#### [Passage shown]
=====

Keagan Brewer | University of Sydney
Around 1310, a farmer named Raymond de l’Aire heard from another farmer, Pierre Rauzy, that God and the Virgin Mary were nothing but an ordinary part of the visible world. Raymond came to believe Pierre on this because Pierre was older than him. Some years later, while talking to locals in a public square at Tignac in the south of France, Raymond smacked his hands together and declared that ‘Christ was made by wanking and by fucking, just like us’. For this comment, he was arraigned before the inquisition, whose clerks recorded his views. In addition to the above, Raymond confessed to believing that Christ was not crucified for our sins and did not ascend to heaven; that supernatural punishment of sin and reward of good did not take place; that the soul, resurrection, heaven, hell, and the eucharist were all nonsense; and that humans and non-human animals had the same life force: blood. He said he gave alms, attended church, and participated in the eucharist only to keep a good reputation among his neighbours. Pierre Rauzy was never brought before the inquisition and apparently left no other traces in the historical record. There is another fascinating case from the south of France recorded in the same inquisition register. Aude de Merviel, when ill, asked her husband why she could not bring herself to believe in God and the eucharist. Her husband called her an evil-speaker (maledicta) and threatened her with expulsion from the house. Aude asked the same question of a friend named Ermengarde, who later testified to her furtiveness. Ermengarde called her a traitor (traytoressa) and told her a tale about a disbeliever facing eternal punishment, whereupon Aude broke into tears. Ermengarde later became ill and attributed the cause of the illness to Aude’s beliefs. In describing the encounter to her family and friends, Ermengarde reported only that Aude had questioned the eucharist, and not the existence of God.
The medieval textual record does not preserve many firm cases of what we might consider atheism, which led some historians in the past—most notably Lucien Febvre—to declare that atheism was impossible in the Middle Ages...
In these two case studies, we see much of the essence of medieval atheism. There is the confident, long-term, but hidden atheism of Raymond de l’Aire, which he only reveals under the intense scrutiny of the inquisition. Then there is the tentative, anxious, and less-committed atheism of Aude, which relates to illness and suffering, and which she appears to have retracted after social ostracism from her loved ones. In Aude’s case, we see a variety of ways in which atheism can be attenuated in the medieval historical record. Those who contemplated atheism may have feared to speak their minds because of the strong potential for ostracism, reputational damage, and the threat or actualisation of violence. Beliefs and disbeliefs, after all, are socially mediated. Those who heard atheist speech-acts may have feared for the souls of the speaker or themselves, which might have caused a hesitance to repeat the story, thereby diminishing the written record of atheist speech-acts. The fact that Aude’s private conversations are preserved in an inquisition register also suggests that atheist beliefs only became visible only under the most detailed of investigations, and especially when dishonesty might be met with violence.

=====

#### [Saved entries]
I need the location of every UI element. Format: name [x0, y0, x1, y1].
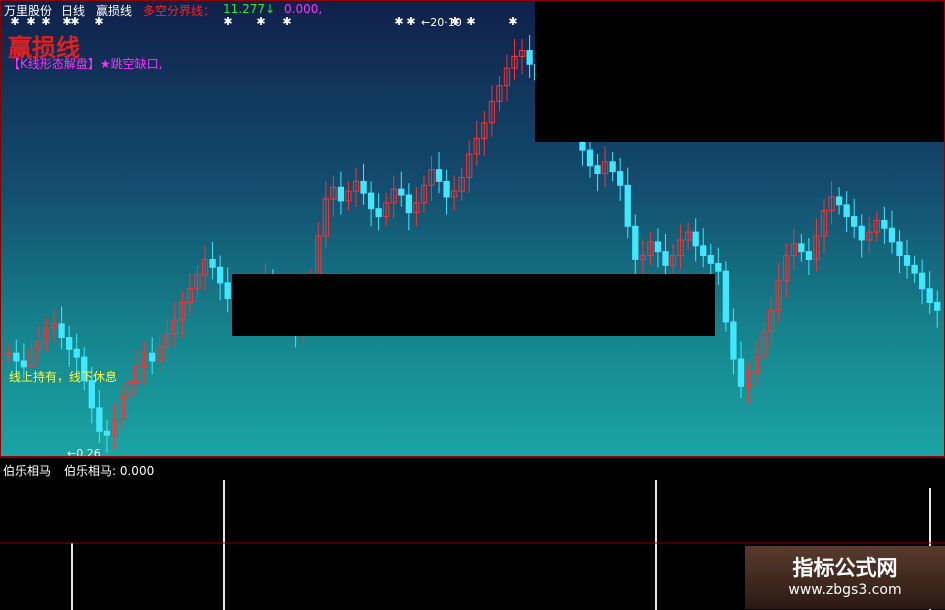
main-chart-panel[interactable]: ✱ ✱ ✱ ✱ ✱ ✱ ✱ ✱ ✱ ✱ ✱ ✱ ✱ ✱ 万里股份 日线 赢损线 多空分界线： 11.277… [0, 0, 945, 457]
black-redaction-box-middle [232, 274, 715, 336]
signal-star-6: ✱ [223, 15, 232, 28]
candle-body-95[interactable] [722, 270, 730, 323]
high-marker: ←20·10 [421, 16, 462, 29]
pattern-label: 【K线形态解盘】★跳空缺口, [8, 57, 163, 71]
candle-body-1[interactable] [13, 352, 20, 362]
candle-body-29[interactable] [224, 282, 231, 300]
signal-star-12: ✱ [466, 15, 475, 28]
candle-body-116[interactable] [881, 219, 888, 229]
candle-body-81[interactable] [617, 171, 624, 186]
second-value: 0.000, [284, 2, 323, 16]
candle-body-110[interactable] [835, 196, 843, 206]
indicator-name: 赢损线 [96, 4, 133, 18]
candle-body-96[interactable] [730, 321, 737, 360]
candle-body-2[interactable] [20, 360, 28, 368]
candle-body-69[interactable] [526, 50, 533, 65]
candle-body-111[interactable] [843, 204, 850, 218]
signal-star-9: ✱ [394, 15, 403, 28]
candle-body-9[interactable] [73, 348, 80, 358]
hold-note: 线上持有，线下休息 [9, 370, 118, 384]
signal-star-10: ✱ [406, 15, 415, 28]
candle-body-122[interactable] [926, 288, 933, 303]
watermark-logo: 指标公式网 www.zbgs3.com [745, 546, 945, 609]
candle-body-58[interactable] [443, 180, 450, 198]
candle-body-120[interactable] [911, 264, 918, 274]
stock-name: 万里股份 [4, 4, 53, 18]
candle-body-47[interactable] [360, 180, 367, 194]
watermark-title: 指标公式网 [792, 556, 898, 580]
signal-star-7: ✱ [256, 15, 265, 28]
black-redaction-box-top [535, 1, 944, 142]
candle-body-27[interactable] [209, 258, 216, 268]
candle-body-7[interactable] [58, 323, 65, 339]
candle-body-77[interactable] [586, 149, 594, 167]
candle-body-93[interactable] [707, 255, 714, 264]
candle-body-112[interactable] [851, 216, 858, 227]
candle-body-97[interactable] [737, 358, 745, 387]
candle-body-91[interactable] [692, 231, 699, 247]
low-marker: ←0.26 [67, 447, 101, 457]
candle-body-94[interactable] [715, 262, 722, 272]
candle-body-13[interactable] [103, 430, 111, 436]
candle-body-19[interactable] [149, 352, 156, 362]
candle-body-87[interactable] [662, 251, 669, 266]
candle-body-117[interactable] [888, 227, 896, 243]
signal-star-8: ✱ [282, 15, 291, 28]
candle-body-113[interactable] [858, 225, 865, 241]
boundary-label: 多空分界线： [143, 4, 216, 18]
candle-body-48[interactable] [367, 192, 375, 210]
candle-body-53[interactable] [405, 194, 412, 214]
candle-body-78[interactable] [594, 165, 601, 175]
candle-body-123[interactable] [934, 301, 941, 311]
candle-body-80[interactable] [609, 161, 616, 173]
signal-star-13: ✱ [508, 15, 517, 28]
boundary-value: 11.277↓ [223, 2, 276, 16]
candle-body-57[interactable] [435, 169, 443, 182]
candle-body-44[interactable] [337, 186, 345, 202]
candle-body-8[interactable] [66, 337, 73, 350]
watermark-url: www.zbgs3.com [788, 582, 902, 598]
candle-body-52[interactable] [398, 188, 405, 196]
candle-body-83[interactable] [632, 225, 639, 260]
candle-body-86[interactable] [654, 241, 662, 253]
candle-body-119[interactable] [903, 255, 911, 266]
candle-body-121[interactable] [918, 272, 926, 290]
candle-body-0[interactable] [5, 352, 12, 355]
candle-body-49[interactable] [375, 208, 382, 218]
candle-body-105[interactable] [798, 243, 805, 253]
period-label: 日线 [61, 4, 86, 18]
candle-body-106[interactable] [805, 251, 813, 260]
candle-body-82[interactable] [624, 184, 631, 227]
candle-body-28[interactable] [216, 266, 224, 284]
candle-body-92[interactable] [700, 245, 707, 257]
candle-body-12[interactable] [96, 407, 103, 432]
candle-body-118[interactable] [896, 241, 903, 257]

=====

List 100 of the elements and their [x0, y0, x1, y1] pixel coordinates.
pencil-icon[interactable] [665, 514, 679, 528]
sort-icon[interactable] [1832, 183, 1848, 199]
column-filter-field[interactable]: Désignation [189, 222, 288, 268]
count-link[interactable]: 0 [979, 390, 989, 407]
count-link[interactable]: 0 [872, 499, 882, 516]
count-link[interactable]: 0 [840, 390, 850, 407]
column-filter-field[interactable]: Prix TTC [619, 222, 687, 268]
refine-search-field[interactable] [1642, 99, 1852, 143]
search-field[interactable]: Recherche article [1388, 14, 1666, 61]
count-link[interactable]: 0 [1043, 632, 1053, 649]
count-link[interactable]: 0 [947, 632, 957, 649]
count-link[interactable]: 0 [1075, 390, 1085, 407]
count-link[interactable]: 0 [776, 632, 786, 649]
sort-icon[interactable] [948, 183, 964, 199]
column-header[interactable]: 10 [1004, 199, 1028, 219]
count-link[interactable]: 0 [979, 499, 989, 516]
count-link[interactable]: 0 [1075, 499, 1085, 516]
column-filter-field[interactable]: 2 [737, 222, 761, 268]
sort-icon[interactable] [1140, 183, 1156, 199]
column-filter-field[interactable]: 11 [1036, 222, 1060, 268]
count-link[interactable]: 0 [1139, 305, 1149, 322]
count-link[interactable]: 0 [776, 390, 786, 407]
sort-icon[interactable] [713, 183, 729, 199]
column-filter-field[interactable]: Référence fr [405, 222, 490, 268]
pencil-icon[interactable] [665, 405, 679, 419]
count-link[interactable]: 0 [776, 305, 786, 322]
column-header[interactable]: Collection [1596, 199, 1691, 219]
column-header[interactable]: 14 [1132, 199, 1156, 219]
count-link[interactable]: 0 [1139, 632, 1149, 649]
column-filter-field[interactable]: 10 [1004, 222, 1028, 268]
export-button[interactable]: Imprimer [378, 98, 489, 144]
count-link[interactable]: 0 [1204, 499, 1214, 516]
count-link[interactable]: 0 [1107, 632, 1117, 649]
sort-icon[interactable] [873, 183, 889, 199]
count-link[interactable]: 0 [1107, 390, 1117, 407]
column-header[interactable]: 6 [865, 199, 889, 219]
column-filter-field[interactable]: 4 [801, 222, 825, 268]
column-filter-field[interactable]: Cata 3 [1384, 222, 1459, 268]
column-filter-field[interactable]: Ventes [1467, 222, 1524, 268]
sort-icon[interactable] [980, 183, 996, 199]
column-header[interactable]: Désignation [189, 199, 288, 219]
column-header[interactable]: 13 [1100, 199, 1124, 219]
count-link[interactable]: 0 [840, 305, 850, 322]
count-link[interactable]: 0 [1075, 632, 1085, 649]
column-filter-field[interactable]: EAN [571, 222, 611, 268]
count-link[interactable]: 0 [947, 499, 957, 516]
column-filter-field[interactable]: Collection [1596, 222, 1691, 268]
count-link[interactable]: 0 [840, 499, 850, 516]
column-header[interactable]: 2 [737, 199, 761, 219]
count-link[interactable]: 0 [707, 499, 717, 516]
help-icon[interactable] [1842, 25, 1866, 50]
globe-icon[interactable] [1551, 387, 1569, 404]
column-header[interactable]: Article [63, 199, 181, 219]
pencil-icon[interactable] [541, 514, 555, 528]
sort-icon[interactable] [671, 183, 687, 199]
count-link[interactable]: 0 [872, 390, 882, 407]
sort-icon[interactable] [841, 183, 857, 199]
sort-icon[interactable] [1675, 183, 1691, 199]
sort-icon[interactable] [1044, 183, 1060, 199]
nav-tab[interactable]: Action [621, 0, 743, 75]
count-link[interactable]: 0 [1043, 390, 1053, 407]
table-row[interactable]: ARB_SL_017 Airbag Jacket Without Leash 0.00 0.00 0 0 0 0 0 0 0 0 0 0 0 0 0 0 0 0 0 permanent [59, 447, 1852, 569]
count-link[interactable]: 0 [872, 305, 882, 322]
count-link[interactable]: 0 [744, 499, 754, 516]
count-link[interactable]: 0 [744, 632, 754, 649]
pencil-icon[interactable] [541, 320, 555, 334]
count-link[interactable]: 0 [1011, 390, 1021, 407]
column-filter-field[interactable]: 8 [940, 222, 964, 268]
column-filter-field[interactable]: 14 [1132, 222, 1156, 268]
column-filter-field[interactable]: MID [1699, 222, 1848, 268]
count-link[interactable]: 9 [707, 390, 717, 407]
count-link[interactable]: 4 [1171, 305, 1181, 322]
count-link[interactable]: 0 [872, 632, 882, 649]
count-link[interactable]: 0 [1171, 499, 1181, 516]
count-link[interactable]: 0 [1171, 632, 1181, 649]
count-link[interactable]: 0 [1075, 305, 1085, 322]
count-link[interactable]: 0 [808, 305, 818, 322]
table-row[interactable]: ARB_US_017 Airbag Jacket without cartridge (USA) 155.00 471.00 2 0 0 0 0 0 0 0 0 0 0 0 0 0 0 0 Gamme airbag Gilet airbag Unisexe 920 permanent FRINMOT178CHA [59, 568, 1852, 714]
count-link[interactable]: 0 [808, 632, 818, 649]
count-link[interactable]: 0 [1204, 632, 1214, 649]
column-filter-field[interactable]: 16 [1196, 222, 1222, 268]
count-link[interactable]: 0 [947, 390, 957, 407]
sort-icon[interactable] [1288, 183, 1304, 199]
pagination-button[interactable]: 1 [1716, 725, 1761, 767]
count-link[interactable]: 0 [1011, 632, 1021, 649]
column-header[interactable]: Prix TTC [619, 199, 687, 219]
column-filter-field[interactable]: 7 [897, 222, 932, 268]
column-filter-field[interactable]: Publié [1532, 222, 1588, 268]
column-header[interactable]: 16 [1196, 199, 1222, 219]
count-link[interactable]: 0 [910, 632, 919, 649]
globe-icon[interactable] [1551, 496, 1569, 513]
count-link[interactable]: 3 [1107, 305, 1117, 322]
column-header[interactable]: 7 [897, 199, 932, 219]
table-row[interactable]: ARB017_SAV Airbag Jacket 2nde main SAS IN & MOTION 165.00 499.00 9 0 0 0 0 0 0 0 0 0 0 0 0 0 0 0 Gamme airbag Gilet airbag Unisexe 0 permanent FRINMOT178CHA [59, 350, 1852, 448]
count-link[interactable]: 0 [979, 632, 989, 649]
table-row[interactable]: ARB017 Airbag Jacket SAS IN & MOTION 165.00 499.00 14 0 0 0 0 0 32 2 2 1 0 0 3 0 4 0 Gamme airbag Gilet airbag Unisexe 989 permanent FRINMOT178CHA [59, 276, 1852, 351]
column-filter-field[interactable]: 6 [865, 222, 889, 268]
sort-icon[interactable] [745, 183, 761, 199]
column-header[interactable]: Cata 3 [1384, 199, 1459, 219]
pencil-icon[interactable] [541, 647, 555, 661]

=====

#### [Exercise 1]
The essay on medieval atheism lists the things Raymond de l’Aire called "all nonsense." List each of them.
#### [Exercise 2]
Answer from the essay on medieval atheism:
(a) Why did Raymond come to believe Pierre Rauzy?
(b) What did Raymond say humans and non-human animals had as their shared life force?
(c) What did Ermengarde call Aude?
#### [Exercise 3]
Carry on the essay on medieval atheism, starting after its final sentence.

#### [Written reply 1]
The soul
Resurrection
Heaven
Hell
The eucharist

#### [Written reply 2]
(a) Pierre was older than him.
(b) Blood.
(c) A traitor (traytoressa).

#### [Written reply 3]
How representative are these cases? Are there others? Unfortunately, the medieval textual record does not preserve many firm cases of what we might consider atheism, which led some historians in the past—most notably Lucien Febvre—to declare that atheism was impossible in the Middle Ages. However, most of the texts that record atheist speech acts associate their speakers with strong emotions, which suggests that those contemplating atheism, even if not fully subscribing to it, tended to keep their views private in moments of reduced emotion. Like Raymond de l’Aire, they may simply have projected a façade of belief to fit in; hence John Arnold rightly proposes that ‘the concept of ‘a good Catholic’ may not necessarily have had a theological focus but more of a social basis’. Another possibility is that the strong emotions associated with atheist speech are tied to combative authors’ attempts to brand as insane those who made atheist speech acts.
Here are four case studies of medieval individuals who made atheist speech acts and whom the texts represent with strong emotions.
In his late twelfth century Jewels of the Church, Gerald of Wales discusses an unnamed priest celebrating mass with insufficient reverence. His disbelief was, therefore, observable in his body language. After increasingly heated nagging from his superior, the ‘wretched’ priest (miser ille) bursts out that Christianity is hateful. After a lengthy attack on the core miracles of the faith, the priest rails: ‘Everything we do is all hypocrisy! The ancients invented such things no doubt to strike terror into men and to restrain them from rash deeds’. That the latter argumentation appears independently in one of the oldest atheist documents in recorded history, the Sisyphus Fragment from fifth-century B.C.E. Athens, and the writings of Jean Meslier (1664–1729), suggests that atheist ideas can arise over time and space in response to a perceived disconnection between lived experience and religious dogma, and without a textual inheritance. The ‘wretched’ priest’s strong emotions and dejected body language strongly suggest that he felt alienated from his ecclesiastical milieu.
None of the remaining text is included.